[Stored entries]
* BEGIN *

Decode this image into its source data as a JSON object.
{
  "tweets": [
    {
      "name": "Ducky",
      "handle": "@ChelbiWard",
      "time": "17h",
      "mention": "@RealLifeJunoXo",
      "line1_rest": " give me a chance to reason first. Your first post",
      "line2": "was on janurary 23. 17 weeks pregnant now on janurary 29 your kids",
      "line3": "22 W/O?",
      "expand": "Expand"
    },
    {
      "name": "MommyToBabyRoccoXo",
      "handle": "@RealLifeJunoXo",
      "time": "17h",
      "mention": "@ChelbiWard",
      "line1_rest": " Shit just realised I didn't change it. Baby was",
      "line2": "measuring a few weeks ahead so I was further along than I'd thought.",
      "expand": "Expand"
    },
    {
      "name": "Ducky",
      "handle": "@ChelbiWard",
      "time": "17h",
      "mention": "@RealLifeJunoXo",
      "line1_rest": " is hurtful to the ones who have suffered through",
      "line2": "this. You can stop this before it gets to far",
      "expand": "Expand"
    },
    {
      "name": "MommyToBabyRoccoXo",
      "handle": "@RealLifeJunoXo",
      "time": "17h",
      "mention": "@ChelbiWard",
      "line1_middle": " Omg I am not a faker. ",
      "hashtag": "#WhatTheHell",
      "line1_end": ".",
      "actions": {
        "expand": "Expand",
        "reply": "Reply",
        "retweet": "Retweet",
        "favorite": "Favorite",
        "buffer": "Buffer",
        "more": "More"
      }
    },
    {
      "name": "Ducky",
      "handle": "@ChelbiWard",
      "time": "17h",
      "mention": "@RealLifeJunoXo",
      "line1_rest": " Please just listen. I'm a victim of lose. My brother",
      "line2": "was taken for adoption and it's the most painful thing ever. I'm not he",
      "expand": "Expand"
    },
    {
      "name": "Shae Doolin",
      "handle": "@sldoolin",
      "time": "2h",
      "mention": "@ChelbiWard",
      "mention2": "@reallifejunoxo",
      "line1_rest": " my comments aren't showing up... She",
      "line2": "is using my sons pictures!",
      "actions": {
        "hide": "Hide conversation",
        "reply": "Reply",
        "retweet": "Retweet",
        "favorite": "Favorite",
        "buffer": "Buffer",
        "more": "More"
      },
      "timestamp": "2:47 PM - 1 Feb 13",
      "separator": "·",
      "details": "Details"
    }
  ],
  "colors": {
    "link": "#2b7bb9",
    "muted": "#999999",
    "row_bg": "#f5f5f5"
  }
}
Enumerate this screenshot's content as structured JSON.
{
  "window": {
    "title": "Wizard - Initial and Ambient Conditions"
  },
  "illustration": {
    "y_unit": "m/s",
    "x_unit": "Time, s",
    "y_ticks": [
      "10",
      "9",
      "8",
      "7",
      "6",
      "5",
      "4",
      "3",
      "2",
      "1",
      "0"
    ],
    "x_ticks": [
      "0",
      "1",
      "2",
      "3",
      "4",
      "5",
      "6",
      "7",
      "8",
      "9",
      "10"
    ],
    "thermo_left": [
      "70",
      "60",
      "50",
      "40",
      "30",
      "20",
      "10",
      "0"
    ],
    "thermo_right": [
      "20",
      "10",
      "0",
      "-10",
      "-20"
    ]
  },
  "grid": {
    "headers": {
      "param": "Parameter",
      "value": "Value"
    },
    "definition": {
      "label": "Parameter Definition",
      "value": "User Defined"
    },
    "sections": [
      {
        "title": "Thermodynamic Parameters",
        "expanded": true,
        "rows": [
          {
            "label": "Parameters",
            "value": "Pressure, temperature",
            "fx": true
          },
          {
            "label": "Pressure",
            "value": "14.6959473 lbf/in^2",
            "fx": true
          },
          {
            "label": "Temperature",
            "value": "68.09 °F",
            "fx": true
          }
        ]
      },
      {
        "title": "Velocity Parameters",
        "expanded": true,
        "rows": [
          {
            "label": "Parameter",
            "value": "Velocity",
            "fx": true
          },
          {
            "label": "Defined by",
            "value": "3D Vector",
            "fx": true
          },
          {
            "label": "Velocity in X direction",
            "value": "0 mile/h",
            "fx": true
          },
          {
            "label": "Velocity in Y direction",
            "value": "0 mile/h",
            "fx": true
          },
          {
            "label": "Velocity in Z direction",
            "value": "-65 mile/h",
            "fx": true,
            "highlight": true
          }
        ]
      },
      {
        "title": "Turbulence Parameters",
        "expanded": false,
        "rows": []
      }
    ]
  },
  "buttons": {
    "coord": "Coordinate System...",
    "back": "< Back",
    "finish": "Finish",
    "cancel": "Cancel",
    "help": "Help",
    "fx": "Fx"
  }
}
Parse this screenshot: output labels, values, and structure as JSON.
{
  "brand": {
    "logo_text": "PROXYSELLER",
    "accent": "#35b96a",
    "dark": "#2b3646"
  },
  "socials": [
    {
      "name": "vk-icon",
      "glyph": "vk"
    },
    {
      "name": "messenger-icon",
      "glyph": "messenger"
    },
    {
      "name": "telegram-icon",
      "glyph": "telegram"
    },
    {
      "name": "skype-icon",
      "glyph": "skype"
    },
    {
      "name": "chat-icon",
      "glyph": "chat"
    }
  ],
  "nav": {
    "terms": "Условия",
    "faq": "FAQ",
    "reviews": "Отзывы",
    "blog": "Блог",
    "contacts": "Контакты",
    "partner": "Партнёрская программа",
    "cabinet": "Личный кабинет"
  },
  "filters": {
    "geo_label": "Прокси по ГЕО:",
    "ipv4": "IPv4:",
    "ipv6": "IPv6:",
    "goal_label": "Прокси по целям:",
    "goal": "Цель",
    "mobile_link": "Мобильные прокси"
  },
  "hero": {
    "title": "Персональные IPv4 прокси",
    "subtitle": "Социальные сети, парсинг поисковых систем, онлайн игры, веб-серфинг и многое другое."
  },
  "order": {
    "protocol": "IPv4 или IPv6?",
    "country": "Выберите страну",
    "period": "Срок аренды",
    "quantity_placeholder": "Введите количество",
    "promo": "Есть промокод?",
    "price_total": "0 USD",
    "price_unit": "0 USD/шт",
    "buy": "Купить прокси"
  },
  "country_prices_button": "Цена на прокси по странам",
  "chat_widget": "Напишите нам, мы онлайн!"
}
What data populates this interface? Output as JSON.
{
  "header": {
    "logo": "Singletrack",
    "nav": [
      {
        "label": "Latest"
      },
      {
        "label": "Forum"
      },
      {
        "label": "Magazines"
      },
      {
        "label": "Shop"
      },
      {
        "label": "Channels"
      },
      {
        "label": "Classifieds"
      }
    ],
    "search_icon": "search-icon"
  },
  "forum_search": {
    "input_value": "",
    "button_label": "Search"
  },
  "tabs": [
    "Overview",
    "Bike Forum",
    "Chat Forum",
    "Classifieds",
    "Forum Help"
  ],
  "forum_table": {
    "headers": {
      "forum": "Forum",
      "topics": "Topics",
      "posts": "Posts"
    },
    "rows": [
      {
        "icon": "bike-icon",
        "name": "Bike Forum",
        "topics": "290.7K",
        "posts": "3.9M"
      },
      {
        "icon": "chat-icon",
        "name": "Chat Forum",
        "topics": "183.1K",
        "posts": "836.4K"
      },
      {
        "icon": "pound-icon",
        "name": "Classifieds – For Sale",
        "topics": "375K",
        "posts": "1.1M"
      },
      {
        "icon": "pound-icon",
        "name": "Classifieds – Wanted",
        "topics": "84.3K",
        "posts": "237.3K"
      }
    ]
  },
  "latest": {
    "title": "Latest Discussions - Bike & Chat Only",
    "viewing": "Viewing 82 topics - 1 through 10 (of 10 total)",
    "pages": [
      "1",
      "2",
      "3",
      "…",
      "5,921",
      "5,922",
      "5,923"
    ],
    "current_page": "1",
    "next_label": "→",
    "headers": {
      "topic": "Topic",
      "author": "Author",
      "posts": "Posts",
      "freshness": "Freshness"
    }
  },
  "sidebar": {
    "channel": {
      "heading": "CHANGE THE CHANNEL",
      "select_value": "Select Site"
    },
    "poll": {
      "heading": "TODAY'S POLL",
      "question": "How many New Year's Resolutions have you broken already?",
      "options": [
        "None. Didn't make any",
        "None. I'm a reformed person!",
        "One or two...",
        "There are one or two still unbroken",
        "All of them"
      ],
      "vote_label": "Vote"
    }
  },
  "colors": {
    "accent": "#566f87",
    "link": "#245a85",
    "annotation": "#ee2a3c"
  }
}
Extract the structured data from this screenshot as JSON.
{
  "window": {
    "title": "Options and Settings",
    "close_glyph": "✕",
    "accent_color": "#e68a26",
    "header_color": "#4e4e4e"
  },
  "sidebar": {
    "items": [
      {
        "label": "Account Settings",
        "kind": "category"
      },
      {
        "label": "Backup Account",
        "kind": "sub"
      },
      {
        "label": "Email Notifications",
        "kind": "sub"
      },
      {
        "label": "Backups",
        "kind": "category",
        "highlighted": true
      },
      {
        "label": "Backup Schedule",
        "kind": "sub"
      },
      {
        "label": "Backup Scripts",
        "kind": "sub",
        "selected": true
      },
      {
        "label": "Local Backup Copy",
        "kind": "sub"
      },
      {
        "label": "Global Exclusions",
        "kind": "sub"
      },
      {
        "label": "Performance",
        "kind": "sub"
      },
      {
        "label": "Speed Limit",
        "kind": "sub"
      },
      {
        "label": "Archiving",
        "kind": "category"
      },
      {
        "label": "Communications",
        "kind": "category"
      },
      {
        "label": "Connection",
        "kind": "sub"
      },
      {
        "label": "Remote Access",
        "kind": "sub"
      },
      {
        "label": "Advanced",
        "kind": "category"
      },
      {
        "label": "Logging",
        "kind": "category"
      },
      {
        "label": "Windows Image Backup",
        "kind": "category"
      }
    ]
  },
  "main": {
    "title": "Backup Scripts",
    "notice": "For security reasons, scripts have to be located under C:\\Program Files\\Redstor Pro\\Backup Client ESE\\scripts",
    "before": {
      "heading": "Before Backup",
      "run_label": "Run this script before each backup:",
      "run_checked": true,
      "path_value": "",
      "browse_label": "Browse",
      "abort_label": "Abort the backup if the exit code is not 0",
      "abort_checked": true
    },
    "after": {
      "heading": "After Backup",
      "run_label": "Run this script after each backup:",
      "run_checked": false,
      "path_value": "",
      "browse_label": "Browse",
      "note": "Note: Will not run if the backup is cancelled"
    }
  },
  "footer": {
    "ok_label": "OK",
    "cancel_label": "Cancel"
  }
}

* END *

Compute the number of lines above that contain the string "Settings". Reply with that value only.

## [Solution for this task]
2